Collection entries:
* START *

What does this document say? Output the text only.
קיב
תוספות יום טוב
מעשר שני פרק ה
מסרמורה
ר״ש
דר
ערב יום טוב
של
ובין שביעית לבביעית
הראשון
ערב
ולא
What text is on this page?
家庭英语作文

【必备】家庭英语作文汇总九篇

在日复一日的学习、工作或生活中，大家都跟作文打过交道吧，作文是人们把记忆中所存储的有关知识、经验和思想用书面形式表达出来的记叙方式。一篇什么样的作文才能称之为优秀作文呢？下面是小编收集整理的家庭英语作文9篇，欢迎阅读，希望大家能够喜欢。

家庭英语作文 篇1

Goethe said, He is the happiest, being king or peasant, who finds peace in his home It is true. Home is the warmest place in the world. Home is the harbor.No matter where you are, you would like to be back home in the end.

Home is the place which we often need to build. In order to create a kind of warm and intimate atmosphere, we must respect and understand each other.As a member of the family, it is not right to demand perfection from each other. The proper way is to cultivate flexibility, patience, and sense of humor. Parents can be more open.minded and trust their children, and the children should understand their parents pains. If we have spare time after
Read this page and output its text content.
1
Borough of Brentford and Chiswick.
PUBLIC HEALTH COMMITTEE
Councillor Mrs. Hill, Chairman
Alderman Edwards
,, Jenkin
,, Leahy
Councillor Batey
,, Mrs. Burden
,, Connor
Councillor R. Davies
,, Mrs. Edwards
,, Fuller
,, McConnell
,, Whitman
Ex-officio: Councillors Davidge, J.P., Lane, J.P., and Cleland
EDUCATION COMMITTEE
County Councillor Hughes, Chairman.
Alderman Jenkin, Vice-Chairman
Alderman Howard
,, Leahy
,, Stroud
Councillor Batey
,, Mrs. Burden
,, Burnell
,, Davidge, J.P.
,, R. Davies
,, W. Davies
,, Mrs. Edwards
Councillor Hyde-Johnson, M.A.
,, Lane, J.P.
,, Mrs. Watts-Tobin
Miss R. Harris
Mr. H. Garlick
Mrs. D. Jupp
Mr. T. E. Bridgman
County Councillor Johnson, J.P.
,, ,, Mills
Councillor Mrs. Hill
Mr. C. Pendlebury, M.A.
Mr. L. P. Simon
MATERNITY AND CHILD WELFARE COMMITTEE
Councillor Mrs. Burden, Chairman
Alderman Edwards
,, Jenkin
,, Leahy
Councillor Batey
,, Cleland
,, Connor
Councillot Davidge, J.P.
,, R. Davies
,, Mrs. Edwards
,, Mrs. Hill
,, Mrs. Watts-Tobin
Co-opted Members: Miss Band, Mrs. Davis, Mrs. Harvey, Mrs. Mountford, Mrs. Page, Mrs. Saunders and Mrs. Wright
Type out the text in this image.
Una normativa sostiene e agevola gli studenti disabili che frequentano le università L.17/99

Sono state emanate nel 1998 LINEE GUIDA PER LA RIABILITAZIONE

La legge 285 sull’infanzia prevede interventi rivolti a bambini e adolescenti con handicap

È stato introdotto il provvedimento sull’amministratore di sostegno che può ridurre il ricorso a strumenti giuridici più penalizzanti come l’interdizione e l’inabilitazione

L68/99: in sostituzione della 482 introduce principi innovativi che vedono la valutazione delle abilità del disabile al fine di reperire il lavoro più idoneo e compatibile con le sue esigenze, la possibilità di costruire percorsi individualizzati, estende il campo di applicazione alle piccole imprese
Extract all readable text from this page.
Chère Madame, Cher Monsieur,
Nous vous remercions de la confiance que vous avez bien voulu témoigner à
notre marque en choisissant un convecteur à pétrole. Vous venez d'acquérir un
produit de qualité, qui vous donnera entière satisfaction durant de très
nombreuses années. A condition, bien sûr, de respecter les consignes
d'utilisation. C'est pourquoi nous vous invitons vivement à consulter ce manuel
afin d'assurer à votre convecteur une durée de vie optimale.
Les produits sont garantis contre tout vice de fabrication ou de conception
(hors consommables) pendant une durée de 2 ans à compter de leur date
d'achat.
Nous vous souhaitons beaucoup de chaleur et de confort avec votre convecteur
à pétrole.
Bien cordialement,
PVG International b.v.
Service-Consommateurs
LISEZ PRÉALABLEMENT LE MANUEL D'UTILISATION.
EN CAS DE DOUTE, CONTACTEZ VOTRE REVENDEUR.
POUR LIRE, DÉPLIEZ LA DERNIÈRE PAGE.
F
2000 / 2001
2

* END *

(PROBLEM) Retype the material in full, character for character.

(EXERCISE OUTPUT)
What does this document say? Output the text only.
קיב
תוספות יום טוב
מעשר שני פרק ה
מסרמורה
ר״ש
דר
ערב יום טוב
של
ובין שביעית לבביעית
הראשון
ערב
ולא
What text is on this page?
家庭英语作文

【必备】家庭英语作文汇总九篇

在日复一日的学习、工作或生活中，大家都跟作文打过交道吧，作文是人们把记忆中所存储的有关知识、经验和思想用书面形式表达出来的记叙方式。一篇什么样的作文才能称之为优秀作文呢？下面是小编收集整理的家庭英语作文9篇，欢迎阅读，希望大家能够喜欢。

家庭英语作文 篇1

Goethe said, He is the happiest, being king or peasant, who finds peace in his home It is true. Home is the warmest place in the world. Home is the harbor.No matter where you are, you would like to be back home in the end.

Home is the place which we often need to build. In order to create a kind of warm and intimate atmosphere, we must respect and understand each other.As a member of the family, it is not right to demand perfection from each other. The proper way is to cultivate flexibility, patience, and sense of humor. Parents can be more open.minded and trust their children, and the children should understand their parents pains. If we have spare time after
Read this page and output its text content.
1
Borough of Brentford and Chiswick.
PUBLIC HEALTH COMMITTEE
Councillor Mrs. Hill, Chairman
Alderman Edwards
,, Jenkin
,, Leahy
Councillor Batey
,, Mrs. Burden
,, Connor
Councillor R. Davies
,, Mrs. Edwards
,, Fuller
,, McConnell
,, Whitman
Ex-officio: Councillors Davidge, J.P., Lane, J.P., and Cleland
EDUCATION COMMITTEE
County Councillor Hughes, Chairman.
Alderman Jenkin, Vice-Chairman
Alderman Howard
,, Leahy
,, Stroud
Councillor Batey
,, Mrs. Burden
,, Burnell
,, Davidge, J.P.
,, R. Davies
,, W. Davies
,, Mrs. Edwards
Councillor Hyde-Johnson, M.A.
,, Lane, J.P.
,, Mrs. Watts-Tobin
Miss R. Harris
Mr. H. Garlick
Mrs. D. Jupp
Mr. T. E. Bridgman
County Councillor Johnson, J.P.
,, ,, Mills
Councillor Mrs. Hill
Mr. C. Pendlebury, M.A.
Mr. L. P. Simon
MATERNITY AND CHILD WELFARE COMMITTEE
Councillor Mrs. Burden, Chairman
Alderman Edwards
,, Jenkin
,, Leahy
Councillor Batey
,, Cleland
,, Connor
Councillot Davidge, J.P.
,, R. Davies
,, Mrs. Edwards
,, Mrs. Hill
,, Mrs. Watts-Tobin
Co-opted Members: Miss Band, Mrs. Davis, Mrs. Harvey, Mrs. Mountford, Mrs. Page, Mrs. Saunders and Mrs. Wright
Type out the text in this image.
Una normativa sostiene e agevola gli studenti disabili che frequentano le università L.17/99

Sono state emanate nel 1998 LINEE GUIDA PER LA RIABILITAZIONE

La legge 285 sull’infanzia prevede interventi rivolti a bambini e adolescenti con handicap

È stato introdotto il provvedimento sull’amministratore di sostegno che può ridurre il ricorso a strumenti giuridici più penalizzanti come l’interdizione e l’inabilitazione

L68/99: in sostituzione della 482 introduce principi innovativi che vedono la valutazione delle abilità del disabile al fine di reperire il lavoro più idoneo e compatibile con le sue esigenze, la possibilità di costruire percorsi individualizzati, estende il campo di applicazione alle piccole imprese
Extract all readable text from this page.
Chère Madame, Cher Monsieur,
Nous vous remercions de la confiance que vous avez bien voulu témoigner à
notre marque en choisissant un convecteur à pétrole. Vous venez d'acquérir un
produit de qualité, qui vous donnera entière satisfaction durant de très
nombreuses années. A condition, bien sûr, de respecter les consignes
d'utilisation. C'est pourquoi nous vous invitons vivement à consulter ce manuel
afin d'assurer à votre convecteur une durée de vie optimale.
Les produits sont garantis contre tout vice de fabrication ou de conception
(hors consommables) pendant une durée de 2 ans à compter de leur date
d'achat.
Nous vous souhaitons beaucoup de chaleur et de confort avec votre convecteur
à pétrole.
Bien cordialement,
PVG International b.v.
Service-Consommateurs
LISEZ PRÉALABLEMENT LE MANUEL D'UTILISATION.
EN CAS DE DOUTE, CONTACTEZ VOTRE REVENDEUR.
POUR LIRE, DÉPLIEZ LA DERNIÈRE PAGE.
F
2000 / 2001
2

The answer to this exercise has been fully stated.